** Task goal **
Look for the string "NOAKS" and copy every line that has it.

** Given data **
_ _ _ _ _

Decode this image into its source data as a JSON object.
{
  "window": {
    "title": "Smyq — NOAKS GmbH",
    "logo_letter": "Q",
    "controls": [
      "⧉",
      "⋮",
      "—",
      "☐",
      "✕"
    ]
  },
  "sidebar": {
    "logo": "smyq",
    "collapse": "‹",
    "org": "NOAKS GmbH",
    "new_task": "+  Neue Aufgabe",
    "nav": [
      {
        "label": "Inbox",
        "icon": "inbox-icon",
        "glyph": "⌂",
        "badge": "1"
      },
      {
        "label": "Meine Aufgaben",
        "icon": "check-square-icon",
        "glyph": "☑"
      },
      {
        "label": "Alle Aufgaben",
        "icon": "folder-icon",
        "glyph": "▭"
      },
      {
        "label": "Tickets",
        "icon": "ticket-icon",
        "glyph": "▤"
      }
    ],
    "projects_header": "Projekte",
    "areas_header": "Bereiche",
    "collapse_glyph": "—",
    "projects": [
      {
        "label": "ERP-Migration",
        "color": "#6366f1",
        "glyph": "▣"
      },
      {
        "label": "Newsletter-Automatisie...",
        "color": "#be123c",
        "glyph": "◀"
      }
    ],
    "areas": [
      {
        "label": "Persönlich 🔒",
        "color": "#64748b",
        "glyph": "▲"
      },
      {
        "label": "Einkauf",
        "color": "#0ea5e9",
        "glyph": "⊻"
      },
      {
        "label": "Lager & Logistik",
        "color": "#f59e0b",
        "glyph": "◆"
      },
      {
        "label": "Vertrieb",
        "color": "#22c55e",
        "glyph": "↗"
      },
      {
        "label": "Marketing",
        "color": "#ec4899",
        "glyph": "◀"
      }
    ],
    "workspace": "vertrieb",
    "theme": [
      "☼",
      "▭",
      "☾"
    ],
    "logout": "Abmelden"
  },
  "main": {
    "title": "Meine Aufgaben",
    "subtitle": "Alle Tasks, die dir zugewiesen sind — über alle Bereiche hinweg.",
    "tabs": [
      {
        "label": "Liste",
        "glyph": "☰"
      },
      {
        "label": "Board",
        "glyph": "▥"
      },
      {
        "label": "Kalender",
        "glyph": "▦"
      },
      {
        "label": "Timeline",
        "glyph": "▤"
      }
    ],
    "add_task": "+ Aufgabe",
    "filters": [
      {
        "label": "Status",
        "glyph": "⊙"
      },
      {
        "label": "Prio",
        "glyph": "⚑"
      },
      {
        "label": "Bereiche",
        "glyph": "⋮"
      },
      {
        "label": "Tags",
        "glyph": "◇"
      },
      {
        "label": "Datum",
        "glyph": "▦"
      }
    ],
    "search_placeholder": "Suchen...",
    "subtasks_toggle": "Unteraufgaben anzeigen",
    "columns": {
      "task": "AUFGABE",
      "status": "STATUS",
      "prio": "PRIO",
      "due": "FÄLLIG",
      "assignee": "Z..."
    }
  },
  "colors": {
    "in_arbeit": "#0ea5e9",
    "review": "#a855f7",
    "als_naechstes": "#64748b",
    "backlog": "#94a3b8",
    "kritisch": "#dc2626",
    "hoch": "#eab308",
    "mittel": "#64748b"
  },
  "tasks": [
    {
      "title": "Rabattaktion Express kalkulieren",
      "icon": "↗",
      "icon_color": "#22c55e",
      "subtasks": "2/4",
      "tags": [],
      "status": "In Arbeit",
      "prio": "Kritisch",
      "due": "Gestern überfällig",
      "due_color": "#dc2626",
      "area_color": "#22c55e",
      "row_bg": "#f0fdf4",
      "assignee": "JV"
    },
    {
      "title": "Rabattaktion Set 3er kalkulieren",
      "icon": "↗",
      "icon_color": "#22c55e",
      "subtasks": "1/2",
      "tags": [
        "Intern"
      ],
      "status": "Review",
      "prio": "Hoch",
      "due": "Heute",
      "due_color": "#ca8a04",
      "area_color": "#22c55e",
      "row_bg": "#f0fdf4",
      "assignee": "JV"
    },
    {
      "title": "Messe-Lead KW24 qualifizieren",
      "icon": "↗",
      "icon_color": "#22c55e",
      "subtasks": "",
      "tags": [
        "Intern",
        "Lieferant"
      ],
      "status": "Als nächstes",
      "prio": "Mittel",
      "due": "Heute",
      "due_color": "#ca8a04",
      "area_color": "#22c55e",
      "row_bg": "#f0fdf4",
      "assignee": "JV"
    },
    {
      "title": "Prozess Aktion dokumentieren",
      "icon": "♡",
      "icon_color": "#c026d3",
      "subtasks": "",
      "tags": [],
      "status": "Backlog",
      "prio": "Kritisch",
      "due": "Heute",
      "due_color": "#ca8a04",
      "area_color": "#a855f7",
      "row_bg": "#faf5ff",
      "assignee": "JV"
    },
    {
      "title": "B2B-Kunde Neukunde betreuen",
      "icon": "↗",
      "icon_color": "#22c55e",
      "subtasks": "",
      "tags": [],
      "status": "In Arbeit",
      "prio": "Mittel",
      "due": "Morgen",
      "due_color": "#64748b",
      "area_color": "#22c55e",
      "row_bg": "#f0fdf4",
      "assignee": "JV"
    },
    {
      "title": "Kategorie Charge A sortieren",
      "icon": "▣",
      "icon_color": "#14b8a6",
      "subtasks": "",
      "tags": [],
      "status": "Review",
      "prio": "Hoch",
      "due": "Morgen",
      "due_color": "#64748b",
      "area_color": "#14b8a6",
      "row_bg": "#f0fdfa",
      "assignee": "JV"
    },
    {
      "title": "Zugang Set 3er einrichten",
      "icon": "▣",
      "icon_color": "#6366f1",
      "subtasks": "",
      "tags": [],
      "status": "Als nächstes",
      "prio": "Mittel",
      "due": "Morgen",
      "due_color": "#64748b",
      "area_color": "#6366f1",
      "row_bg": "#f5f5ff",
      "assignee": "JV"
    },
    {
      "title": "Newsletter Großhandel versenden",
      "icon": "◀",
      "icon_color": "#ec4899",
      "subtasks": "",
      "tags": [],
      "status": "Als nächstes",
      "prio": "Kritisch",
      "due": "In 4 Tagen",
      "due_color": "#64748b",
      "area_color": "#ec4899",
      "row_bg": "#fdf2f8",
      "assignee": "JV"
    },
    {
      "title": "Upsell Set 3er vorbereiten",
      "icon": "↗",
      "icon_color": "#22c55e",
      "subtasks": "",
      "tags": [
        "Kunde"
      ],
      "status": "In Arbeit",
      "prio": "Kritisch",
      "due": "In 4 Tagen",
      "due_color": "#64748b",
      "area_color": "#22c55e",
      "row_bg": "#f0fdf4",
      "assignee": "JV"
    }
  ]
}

_ _ _ _ _

** Task answer **
    "title": "Smyq — NOAKS GmbH",
    "org": "NOAKS GmbH",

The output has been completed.